= DIRECTIONS =
Please return the full listing below without altering anything.

## Begin GIVEN RECORDS

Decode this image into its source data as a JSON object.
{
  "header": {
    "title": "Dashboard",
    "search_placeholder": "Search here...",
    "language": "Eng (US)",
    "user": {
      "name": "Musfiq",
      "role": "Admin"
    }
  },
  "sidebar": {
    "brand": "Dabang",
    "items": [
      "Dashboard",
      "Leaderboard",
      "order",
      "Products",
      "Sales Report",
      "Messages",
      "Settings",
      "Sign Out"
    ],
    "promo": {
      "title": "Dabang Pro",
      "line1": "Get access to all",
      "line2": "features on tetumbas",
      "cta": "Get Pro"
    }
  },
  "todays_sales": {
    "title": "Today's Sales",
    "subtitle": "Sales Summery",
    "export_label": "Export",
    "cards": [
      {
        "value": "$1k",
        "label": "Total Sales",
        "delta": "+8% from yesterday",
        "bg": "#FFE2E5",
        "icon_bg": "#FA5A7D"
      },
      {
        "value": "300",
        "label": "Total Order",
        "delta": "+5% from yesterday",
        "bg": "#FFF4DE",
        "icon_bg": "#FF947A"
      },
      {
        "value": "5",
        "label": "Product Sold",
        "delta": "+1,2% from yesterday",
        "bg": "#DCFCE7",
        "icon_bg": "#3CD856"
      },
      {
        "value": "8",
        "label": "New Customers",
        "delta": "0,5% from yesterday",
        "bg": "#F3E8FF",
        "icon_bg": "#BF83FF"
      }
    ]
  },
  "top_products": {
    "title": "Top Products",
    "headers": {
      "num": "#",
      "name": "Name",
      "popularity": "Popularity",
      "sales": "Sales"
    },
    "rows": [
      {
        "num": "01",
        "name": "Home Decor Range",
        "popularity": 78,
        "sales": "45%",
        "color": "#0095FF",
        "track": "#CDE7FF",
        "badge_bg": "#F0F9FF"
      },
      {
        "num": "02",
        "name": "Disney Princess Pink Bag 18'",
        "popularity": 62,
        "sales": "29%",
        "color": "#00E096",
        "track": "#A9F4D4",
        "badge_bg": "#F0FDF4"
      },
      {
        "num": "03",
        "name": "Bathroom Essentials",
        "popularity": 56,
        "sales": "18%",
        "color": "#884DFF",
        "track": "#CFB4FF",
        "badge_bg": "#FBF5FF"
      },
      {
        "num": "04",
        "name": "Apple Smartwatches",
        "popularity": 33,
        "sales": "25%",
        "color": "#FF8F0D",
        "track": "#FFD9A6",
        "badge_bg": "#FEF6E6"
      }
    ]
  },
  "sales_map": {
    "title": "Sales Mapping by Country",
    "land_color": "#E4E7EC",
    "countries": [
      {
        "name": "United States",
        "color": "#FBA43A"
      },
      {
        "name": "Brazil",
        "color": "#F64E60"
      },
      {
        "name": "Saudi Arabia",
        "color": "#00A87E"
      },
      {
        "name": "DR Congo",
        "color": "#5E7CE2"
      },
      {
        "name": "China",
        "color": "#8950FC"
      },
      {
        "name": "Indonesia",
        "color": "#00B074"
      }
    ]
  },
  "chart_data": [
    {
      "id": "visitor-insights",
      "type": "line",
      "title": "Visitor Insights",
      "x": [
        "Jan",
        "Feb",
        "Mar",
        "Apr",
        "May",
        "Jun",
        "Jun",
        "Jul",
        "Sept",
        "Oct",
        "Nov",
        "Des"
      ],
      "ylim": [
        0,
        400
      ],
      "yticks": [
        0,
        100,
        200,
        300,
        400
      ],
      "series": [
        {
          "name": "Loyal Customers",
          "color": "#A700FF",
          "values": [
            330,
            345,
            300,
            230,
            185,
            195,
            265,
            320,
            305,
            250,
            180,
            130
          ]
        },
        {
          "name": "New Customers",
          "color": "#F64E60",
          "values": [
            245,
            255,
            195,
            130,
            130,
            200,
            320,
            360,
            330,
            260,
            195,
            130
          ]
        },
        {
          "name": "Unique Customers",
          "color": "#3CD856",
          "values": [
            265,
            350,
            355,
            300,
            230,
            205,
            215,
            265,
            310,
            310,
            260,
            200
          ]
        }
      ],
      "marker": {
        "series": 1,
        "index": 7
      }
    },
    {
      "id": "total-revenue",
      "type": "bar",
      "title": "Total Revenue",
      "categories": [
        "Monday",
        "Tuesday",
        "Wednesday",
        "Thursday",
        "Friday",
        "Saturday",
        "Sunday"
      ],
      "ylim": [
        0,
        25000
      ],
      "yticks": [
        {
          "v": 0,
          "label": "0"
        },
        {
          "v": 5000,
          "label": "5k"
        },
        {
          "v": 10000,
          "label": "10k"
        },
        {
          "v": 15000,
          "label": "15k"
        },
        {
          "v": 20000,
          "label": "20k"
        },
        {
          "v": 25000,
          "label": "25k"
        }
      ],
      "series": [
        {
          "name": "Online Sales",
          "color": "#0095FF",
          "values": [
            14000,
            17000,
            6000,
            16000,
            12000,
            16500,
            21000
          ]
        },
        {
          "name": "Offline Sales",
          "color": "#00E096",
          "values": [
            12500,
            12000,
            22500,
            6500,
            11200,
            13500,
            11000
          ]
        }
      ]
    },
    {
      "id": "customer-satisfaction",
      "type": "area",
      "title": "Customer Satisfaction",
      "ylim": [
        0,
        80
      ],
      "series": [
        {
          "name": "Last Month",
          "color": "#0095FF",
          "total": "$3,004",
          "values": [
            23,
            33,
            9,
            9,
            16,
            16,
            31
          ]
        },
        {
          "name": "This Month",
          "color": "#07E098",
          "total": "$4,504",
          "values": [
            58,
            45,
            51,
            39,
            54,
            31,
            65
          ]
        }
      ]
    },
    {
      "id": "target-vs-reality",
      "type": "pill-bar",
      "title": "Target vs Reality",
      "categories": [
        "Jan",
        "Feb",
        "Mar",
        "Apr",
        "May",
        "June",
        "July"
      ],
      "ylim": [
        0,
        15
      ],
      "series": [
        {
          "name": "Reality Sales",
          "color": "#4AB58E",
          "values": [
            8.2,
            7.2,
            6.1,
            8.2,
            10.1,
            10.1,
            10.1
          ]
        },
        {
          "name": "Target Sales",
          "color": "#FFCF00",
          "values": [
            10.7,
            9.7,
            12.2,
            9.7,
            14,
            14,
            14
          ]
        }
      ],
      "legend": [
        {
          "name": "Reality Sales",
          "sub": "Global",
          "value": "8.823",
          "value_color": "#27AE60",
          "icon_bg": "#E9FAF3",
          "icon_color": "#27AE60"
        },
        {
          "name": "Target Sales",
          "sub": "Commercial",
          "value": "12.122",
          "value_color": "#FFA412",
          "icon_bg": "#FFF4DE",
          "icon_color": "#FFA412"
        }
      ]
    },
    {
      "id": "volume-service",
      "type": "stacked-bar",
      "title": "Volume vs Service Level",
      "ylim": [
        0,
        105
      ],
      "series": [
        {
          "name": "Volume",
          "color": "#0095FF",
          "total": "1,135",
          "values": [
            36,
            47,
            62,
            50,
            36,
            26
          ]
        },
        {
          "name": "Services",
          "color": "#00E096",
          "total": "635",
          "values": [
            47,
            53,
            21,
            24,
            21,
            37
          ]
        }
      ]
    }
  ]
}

## End GIVEN RECORDS

= FINISHED TASK =
Decode this image into its source data as a JSON object.
{
  "header": {
    "title": "Dashboard",
    "search_placeholder": "Search here...",
    "language": "Eng (US)",
    "user": {
      "name": "Musfiq",
      "role": "Admin"
    }
  },
  "sidebar": {
    "brand": "Dabang",
    "items": [
      "Dashboard",
      "Leaderboard",
      "order",
      "Products",
      "Sales Report",
      "Messages",
      "Settings",
      "Sign Out"
    ],
    "promo": {
      "title": "Dabang Pro",
      "line1": "Get access to all",
      "line2": "features on tetumbas",
      "cta": "Get Pro"
    }
  },
  "todays_sales": {
    "title": "Today's Sales",
    "subtitle": "Sales Summery",
    "export_label": "Export",
    "cards": [
      {
        "value": "$1k",
        "label": "Total Sales",
        "delta": "+8% from yesterday",
        "bg": "#FFE2E5",
        "icon_bg": "#FA5A7D"
      },
      {
        "value": "300",
        "label": "Total Order",
        "delta": "+5% from yesterday",
        "bg": "#FFF4DE",
        "icon_bg": "#FF947A"
      },
      {
        "value": "5",
        "label": "Product Sold",
        "delta": "+1,2% from yesterday",
        "bg": "#DCFCE7",
        "icon_bg": "#3CD856"
      },
      {
        "value": "8",
        "label": "New Customers",
        "delta": "0,5% from yesterday",
        "bg": "#F3E8FF",
        "icon_bg": "#BF83FF"
      }
    ]
  },
  "top_products": {
    "title": "Top Products",
    "headers": {
      "num": "#",
      "name": "Name",
      "popularity": "Popularity",
      "sales": "Sales"
    },
    "rows": [
      {
        "num": "01",
        "name": "Home Decor Range",
        "popularity": 78,
        "sales": "45%",
        "color": "#0095FF",
        "track": "#CDE7FF",
        "badge_bg": "#F0F9FF"
      },
      {
        "num": "02",
        "name": "Disney Princess Pink Bag 18'",
        "popularity": 62,
        "sales": "29%",
        "color": "#00E096",
        "track": "#A9F4D4",
        "badge_bg": "#F0FDF4"
      },
      {
        "num": "03",
        "name": "Bathroom Essentials",
        "popularity": 56,
        "sales": "18%",
        "color": "#884DFF",
        "track": "#CFB4FF",
        "badge_bg": "#FBF5FF"
      },
      {
        "num": "04",
        "name": "Apple Smartwatches",
        "popularity": 33,
        "sales": "25%",
        "color": "#FF8F0D",
        "track": "#FFD9A6",
        "badge_bg": "#FEF6E6"
      }
    ]
  },
  "sales_map": {
    "title": "Sales Mapping by Country",
    "land_color": "#E4E7EC",
    "countries": [
      {
        "name": "United States",
        "color": "#FBA43A"
      },
      {
        "name": "Brazil",
        "color": "#F64E60"
      },
      {
        "name": "Saudi Arabia",
        "color": "#00A87E"
      },
      {
        "name": "DR Congo",
        "color": "#5E7CE2"
      },
      {
        "name": "China",
        "color": "#8950FC"
      },
      {
        "name": "Indonesia",
        "color": "#00B074"
      }
    ]
  },
  "chart_data": [
    {
      "id": "visitor-insights",
      "type": "line",
      "title": "Visitor Insights",
      "x": [
        "Jan",
        "Feb",
        "Mar",
        "Apr",
        "May",
        "Jun",
        "Jun",
        "Jul",
        "Sept",
        "Oct",
        "Nov",
        "Des"
      ],
      "ylim": [
        0,
        400
      ],
      "yticks": [
        0,
        100,
        200,
        300,
        400
      ],
      "series": [
        {
          "name": "Loyal Customers",
          "color": "#A700FF",
          "values": [
            330,
            345,
            300,
            230,
            185,
            195,
            265,
            320,
            305,
            250,
            180,
            130
          ]
        },
        {
          "name": "New Customers",
          "color": "#F64E60",
          "values": [
            245,
            255,
            195,
            130,
            130,
            200,
            320,
            360,
            330,
            260,
            195,
            130
          ]
        },
        {
          "name": "Unique Customers",
          "color": "#3CD856",
          "values": [
            265,
            350,
            355,
            300,
            230,
            205,
            215,
            265,
            310,
            310,
            260,
            200
          ]
        }
      ],
      "marker": {
        "series": 1,
        "index": 7
      }
    },
    {
      "id": "total-revenue",
      "type": "bar",
      "title": "Total Revenue",
      "categories": [
        "Monday",
        "Tuesday",
        "Wednesday",
        "Thursday",
        "Friday",
        "Saturday",
        "Sunday"
      ],
      "ylim": [
        0,
        25000
      ],
      "yticks": [
        {
          "v": 0,
          "label": "0"
        },
        {
          "v": 5000,
          "label": "5k"
        },
        {
          "v": 10000,
          "label": "10k"
        },
        {
          "v": 15000,
          "label": "15k"
        },
        {
          "v": 20000,
          "label": "20k"
        },
        {
          "v": 25000,
          "label": "25k"
        }
      ],
      "series": [
        {
          "name": "Online Sales",
          "color": "#0095FF",
          "values": [
            14000,
            17000,
            6000,
            16000,
            12000,
            16500,
            21000
          ]
        },
        {
          "name": "Offline Sales",
          "color": "#00E096",
          "values": [
            12500,
            12000,
            22500,
            6500,
            11200,
            13500,
            11000
          ]
        }
      ]
    },
    {
      "id": "customer-satisfaction",
      "type": "area",
      "title": "Customer Satisfaction",
      "ylim": [
        0,
        80
      ],
      "series": [
        {
          "name": "Last Month",
          "color": "#0095FF",
          "total": "$3,004",
          "values": [
            23,
            33,
            9,
            9,
            16,
            16,
            31
          ]
        },
        {
          "name": "This Month",
          "color": "#07E098",
          "total": "$4,504",
          "values": [
            58,
            45,
            51,
            39,
            54,
            31,
            65
          ]
        }
      ]
    },
    {
      "id": "target-vs-reality",
      "type": "pill-bar",
      "title": "Target vs Reality",
      "categories": [
        "Jan",
        "Feb",
        "Mar",
        "Apr",
        "May",
        "June",
        "July"
      ],
      "ylim": [
        0,
        15
      ],
      "series": [
        {
          "name": "Reality Sales",
          "color": "#4AB58E",
          "values": [
            8.2,
            7.2,
            6.1,
            8.2,
            10.1,
            10.1,
            10.1
          ]
        },
        {
          "name": "Target Sales",
          "color": "#FFCF00",
          "values": [
            10.7,
            9.7,
            12.2,
            9.7,
            14,
            14,
            14
          ]
        }
      ],
      "legend": [
        {
          "name": "Reality Sales",
          "sub": "Global",
          "value": "8.823",
          "value_color": "#27AE60",
          "icon_bg": "#E9FAF3",
          "icon_color": "#27AE60"
        },
        {
          "name": "Target Sales",
          "sub": "Commercial",
          "value": "12.122",
          "value_color": "#FFA412",
          "icon_bg": "#FFF4DE",
          "icon_color": "#FFA412"
        }
      ]
    },
    {
      "id": "volume-service",
      "type": "stacked-bar",
      "title": "Volume vs Service Level",
      "ylim": [
        0,
        105
      ],
      "series": [
        {
          "name": "Volume",
          "color": "#0095FF",
          "total": "1,135",
          "values": [
            36,
            47,
            62,
            50,
            36,
            26
          ]
        },
        {
          "name": "Services",
          "color": "#00E096",
          "total": "635",
          "values": [
            47,
            53,
            21,
            24,
            21,
            37
          ]
        }
      ]
    }
  ]
}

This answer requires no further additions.